The problem :: Copy every line of the following data that includes the string "require".

_ _ _ _

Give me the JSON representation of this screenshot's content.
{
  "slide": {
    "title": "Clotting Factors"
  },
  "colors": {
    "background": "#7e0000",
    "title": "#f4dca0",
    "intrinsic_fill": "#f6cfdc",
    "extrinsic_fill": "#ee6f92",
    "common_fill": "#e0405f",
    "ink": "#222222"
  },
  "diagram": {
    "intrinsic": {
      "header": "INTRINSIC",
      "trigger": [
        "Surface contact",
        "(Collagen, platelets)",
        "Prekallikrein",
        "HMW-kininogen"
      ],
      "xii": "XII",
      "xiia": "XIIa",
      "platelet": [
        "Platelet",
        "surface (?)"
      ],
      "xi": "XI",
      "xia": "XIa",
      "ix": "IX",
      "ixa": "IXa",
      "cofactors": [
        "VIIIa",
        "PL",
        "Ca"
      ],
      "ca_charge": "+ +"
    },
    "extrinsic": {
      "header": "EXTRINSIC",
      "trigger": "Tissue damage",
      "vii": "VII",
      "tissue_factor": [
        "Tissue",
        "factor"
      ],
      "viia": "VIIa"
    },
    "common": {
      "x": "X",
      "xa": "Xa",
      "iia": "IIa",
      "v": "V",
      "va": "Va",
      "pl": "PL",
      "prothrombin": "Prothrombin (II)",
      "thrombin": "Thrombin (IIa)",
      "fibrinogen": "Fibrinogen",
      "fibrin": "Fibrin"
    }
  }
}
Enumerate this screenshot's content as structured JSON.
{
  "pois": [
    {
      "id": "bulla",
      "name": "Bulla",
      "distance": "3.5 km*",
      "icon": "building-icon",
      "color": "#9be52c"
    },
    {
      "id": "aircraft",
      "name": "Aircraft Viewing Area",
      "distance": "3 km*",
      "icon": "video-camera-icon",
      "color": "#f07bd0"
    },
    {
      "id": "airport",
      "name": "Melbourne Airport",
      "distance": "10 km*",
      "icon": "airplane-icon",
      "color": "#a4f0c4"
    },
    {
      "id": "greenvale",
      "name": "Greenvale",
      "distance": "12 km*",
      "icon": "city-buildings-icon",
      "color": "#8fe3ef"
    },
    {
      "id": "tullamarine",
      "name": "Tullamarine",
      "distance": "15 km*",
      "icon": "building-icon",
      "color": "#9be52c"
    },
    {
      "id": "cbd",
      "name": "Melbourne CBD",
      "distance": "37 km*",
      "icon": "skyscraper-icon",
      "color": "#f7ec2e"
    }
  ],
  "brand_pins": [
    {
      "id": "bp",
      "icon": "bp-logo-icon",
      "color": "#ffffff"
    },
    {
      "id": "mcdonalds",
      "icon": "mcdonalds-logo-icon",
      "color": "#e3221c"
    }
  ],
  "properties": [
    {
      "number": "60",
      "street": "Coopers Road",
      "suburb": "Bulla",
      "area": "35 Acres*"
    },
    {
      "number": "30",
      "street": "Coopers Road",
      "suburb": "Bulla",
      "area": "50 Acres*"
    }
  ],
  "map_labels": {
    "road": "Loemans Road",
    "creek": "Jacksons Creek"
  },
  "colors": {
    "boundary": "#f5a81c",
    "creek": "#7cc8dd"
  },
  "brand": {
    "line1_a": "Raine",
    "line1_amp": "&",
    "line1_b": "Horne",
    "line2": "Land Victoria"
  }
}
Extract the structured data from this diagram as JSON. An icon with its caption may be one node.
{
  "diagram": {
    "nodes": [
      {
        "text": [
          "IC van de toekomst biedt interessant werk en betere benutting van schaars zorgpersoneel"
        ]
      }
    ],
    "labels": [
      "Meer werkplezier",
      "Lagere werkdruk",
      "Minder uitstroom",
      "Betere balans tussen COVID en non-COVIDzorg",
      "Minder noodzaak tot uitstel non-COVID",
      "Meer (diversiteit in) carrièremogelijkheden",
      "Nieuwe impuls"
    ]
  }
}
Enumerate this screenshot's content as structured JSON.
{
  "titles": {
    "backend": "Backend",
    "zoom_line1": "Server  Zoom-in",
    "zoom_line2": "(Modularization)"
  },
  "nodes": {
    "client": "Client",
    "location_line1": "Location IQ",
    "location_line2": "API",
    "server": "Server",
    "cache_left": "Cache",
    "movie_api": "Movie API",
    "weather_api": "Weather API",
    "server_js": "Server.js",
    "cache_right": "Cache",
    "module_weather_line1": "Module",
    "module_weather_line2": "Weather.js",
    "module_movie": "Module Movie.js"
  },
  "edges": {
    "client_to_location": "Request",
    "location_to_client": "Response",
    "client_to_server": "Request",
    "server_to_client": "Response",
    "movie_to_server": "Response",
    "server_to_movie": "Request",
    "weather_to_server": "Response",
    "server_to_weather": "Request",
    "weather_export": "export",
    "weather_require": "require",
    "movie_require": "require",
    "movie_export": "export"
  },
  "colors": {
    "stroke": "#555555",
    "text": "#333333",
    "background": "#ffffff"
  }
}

_ _ _ _

Task response ::
    "weather_require": "require",
    "movie_require": "require",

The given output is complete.